§ EXERCISE: Transcribe the records that follow in their entirety, omitting any pictures.

§ DATA PROVIDED:
++++++++++

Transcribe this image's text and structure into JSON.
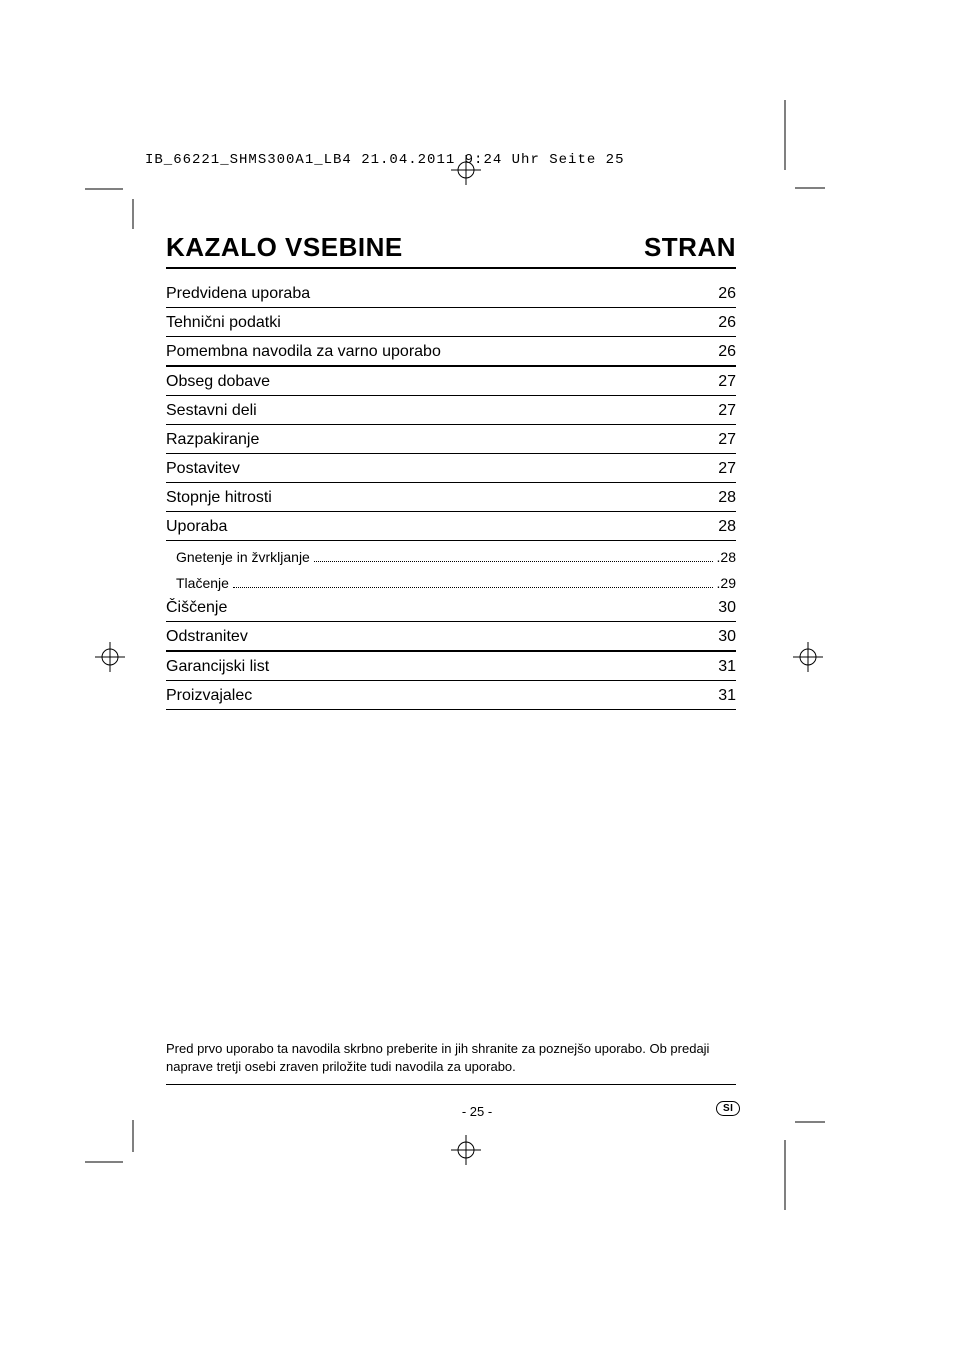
{
  "header_info": "IB_66221_SHMS300A1_LB4  21.04.2011  9:24 Uhr  Seite 25",
  "title_left": "KAZALO VSEBINE",
  "title_right": "STRAN",
  "toc": [
    {
      "label": "Predvidena uporaba",
      "page": "26",
      "heavy": false
    },
    {
      "label": "Tehnični podatki",
      "page": "26",
      "heavy": false
    },
    {
      "label": "Pomembna navodila za varno uporabo",
      "page": "26",
      "heavy": true
    },
    {
      "label": "Obseg dobave",
      "page": "27",
      "heavy": false
    },
    {
      "label": "Sestavni deli",
      "page": "27",
      "heavy": false
    },
    {
      "label": "Razpakiranje",
      "page": "27",
      "heavy": false
    },
    {
      "label": "Postavitev",
      "page": "27",
      "heavy": false
    },
    {
      "label": "Stopnje hitrosti",
      "page": "28",
      "heavy": false
    },
    {
      "label": "Uporaba",
      "page": "28",
      "heavy": false
    }
  ],
  "toc_subs": [
    {
      "label": "Gnetenje in žvrkljanje",
      "page": ".28"
    },
    {
      "label": "Tlačenje",
      "page": ".29"
    }
  ],
  "toc_after": [
    {
      "label": "Čiščenje",
      "page": "30",
      "heavy": false
    },
    {
      "label": "Odstranitev",
      "page": "30",
      "heavy": true
    },
    {
      "label": "Garancijski list",
      "page": "31",
      "heavy": false
    },
    {
      "label": "Proizvajalec",
      "page": "31",
      "heavy": false
    }
  ],
  "footer_text": "Pred prvo uporabo ta navodila skrbno preberite in jih shranite za poznejšo uporabo. Ob predaji naprave tretji osebi zraven priložite tudi navodila za uporabo.",
  "page_number": "- 25 -",
  "lang_code": "SI"
}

++++++++++

§ WRITTEN ANSWER:
Transcribe this image's text and structure into JSON.
{
  "header_info": "IB_66221_SHMS300A1_LB4  21.04.2011  9:24 Uhr  Seite 25",
  "title_left": "KAZALO VSEBINE",
  "title_right": "STRAN",
  "toc": [
    {
      "label": "Predvidena uporaba",
      "page": "26",
      "heavy": false
    },
    {
      "label": "Tehnični podatki",
      "page": "26",
      "heavy": false
    },
    {
      "label": "Pomembna navodila za varno uporabo",
      "page": "26",
      "heavy": true
    },
    {
      "label": "Obseg dobave",
      "page": "27",
      "heavy": false
    },
    {
      "label": "Sestavni deli",
      "page": "27",
      "heavy": false
    },
    {
      "label": "Razpakiranje",
      "page": "27",
      "heavy": false
    },
    {
      "label": "Postavitev",
      "page": "27",
      "heavy": false
    },
    {
      "label": "Stopnje hitrosti",
      "page": "28",
      "heavy": false
    },
    {
      "label": "Uporaba",
      "page": "28",
      "heavy": false
    }
  ],
  "toc_subs": [
    {
      "label": "Gnetenje in žvrkljanje",
      "page": ".28"
    },
    {
      "label": "Tlačenje",
      "page": ".29"
    }
  ],
  "toc_after": [
    {
      "label": "Čiščenje",
      "page": "30",
      "heavy": false
    },
    {
      "label": "Odstranitev",
      "page": "30",
      "heavy": true
    },
    {
      "label": "Garancijski list",
      "page": "31",
      "heavy": false
    },
    {
      "label": "Proizvajalec",
      "page": "31",
      "heavy": false
    }
  ],
  "footer_text": "Pred prvo uporabo ta navodila skrbno preberite in jih shranite za poznejšo uporabo. Ob predaji naprave tretji osebi zraven priložite tudi navodila za uporabo.",
  "page_number": "- 25 -",
  "lang_code": "SI"
}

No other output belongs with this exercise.